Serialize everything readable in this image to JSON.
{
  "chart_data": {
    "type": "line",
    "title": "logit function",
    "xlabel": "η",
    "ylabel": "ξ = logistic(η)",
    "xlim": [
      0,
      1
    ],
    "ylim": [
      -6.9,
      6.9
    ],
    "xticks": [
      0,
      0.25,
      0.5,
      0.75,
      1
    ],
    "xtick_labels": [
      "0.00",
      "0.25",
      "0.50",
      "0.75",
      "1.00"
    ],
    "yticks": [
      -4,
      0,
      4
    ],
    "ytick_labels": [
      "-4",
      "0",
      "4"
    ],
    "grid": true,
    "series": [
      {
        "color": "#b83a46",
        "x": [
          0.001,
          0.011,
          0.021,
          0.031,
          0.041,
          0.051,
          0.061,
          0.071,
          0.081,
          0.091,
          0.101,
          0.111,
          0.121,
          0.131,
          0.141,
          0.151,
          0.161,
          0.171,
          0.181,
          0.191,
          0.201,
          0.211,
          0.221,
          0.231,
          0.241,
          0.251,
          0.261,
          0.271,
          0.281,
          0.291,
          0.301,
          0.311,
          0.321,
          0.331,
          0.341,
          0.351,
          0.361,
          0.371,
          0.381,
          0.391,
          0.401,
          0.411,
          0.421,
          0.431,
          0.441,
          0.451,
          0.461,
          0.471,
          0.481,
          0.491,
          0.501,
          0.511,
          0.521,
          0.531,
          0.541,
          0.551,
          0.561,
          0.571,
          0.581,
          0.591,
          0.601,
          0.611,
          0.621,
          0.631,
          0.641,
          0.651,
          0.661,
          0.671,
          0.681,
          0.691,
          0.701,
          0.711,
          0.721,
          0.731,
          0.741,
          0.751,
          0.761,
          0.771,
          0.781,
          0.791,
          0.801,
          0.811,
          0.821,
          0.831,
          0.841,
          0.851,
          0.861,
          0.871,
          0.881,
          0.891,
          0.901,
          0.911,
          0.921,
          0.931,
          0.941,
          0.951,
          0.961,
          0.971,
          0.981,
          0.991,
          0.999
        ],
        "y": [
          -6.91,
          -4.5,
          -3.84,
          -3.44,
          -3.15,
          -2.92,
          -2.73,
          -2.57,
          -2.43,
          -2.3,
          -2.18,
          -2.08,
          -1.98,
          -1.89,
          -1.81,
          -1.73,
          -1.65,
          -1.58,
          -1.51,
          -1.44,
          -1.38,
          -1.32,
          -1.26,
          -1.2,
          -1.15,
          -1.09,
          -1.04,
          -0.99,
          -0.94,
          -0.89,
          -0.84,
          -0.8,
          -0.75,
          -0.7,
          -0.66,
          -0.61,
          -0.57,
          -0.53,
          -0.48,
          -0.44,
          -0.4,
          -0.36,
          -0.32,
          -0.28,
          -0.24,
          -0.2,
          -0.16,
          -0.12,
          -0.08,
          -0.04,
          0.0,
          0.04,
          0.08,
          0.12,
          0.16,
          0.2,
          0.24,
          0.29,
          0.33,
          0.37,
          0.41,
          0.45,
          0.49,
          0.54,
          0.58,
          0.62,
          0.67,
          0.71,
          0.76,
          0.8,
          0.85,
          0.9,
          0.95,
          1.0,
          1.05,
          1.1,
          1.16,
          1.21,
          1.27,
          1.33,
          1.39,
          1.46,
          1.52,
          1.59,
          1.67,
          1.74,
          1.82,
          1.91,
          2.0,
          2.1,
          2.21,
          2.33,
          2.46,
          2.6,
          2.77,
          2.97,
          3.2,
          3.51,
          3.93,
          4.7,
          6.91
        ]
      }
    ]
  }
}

----

Problem description:
Retype the material above, line by line, exactly.

Correct response:
Serialize everything readable in this image to JSON.
{
  "chart_data": {
    "type": "line",
    "title": "logit function",
    "xlabel": "η",
    "ylabel": "ξ = logistic(η)",
    "xlim": [
      0,
      1
    ],
    "ylim": [
      -6.9,
      6.9
    ],
    "xticks": [
      0,
      0.25,
      0.5,
      0.75,
      1
    ],
    "xtick_labels": [
      "0.00",
      "0.25",
      "0.50",
      "0.75",
      "1.00"
    ],
    "yticks": [
      -4,
      0,
      4
    ],
    "ytick_labels": [
      "-4",
      "0",
      "4"
    ],
    "grid": true,
    "series": [
      {
        "color": "#b83a46",
        "x": [
          0.001,
          0.011,
          0.021,
          0.031,
          0.041,
          0.051,
          0.061,
          0.071,
          0.081,
          0.091,
          0.101,
          0.111,
          0.121,
          0.131,
          0.141,
          0.151,
          0.161,
          0.171,
          0.181,
          0.191,
          0.201,
          0.211,
          0.221,
          0.231,
          0.241,
          0.251,
          0.261,
          0.271,
          0.281,
          0.291,
          0.301,
          0.311,
          0.321,
          0.331,
          0.341,
          0.351,
          0.361,
          0.371,
          0.381,
          0.391,
          0.401,
          0.411,
          0.421,
          0.431,
          0.441,
          0.451,
          0.461,
          0.471,
          0.481,
          0.491,
          0.501,
          0.511,
          0.521,
          0.531,
          0.541,
          0.551,
          0.561,
          0.571,
          0.581,
          0.591,
          0.601,
          0.611,
          0.621,
          0.631,
          0.641,
          0.651,
          0.661,
          0.671,
          0.681,
          0.691,
          0.701,
          0.711,
          0.721,
          0.731,
          0.741,
          0.751,
          0.761,
          0.771,
          0.781,
          0.791,
          0.801,
          0.811,
          0.821,
          0.831,
          0.841,
          0.851,
          0.861,
          0.871,
          0.881,
          0.891,
          0.901,
          0.911,
          0.921,
          0.931,
          0.941,
          0.951,
          0.961,
          0.971,
          0.981,
          0.991,
          0.999
        ],
        "y": [
          -6.91,
          -4.5,
          -3.84,
          -3.44,
          -3.15,
          -2.92,
          -2.73,
          -2.57,
          -2.43,
          -2.3,
          -2.18,
          -2.08,
          -1.98,
          -1.89,
          -1.81,
          -1.73,
          -1.65,
          -1.58,
          -1.51,
          -1.44,
          -1.38,
          -1.32,
          -1.26,
          -1.2,
          -1.15,
          -1.09,
          -1.04,
          -0.99,
          -0.94,
          -0.89,
          -0.84,
          -0.8,
          -0.75,
          -0.7,
          -0.66,
          -0.61,
          -0.57,
          -0.53,
          -0.48,
          -0.44,
          -0.4,
          -0.36,
          -0.32,
          -0.28,
          -0.24,
          -0.2,
          -0.16,
          -0.12,
          -0.08,
          -0.04,
          0.0,
          0.04,
          0.08,
          0.12,
          0.16,
          0.2,
          0.24,
          0.29,
          0.33,
          0.37,
          0.41,
          0.45,
          0.49,
          0.54,
          0.58,
          0.62,
          0.67,
          0.71,
          0.76,
          0.8,
          0.85,
          0.9,
          0.95,
          1.0,
          1.05,
          1.1,
          1.16,
          1.21,
          1.27,
          1.33,
          1.39,
          1.46,
          1.52,
          1.59,
          1.67,
          1.74,
          1.82,
          1.91,
          2.0,
          2.1,
          2.21,
          2.33,
          2.46,
          2.6,
          2.77,
          2.97,
          3.2,
          3.51,
          3.93,
          4.7,
          6.91
        ]
      }
    ]
  }
}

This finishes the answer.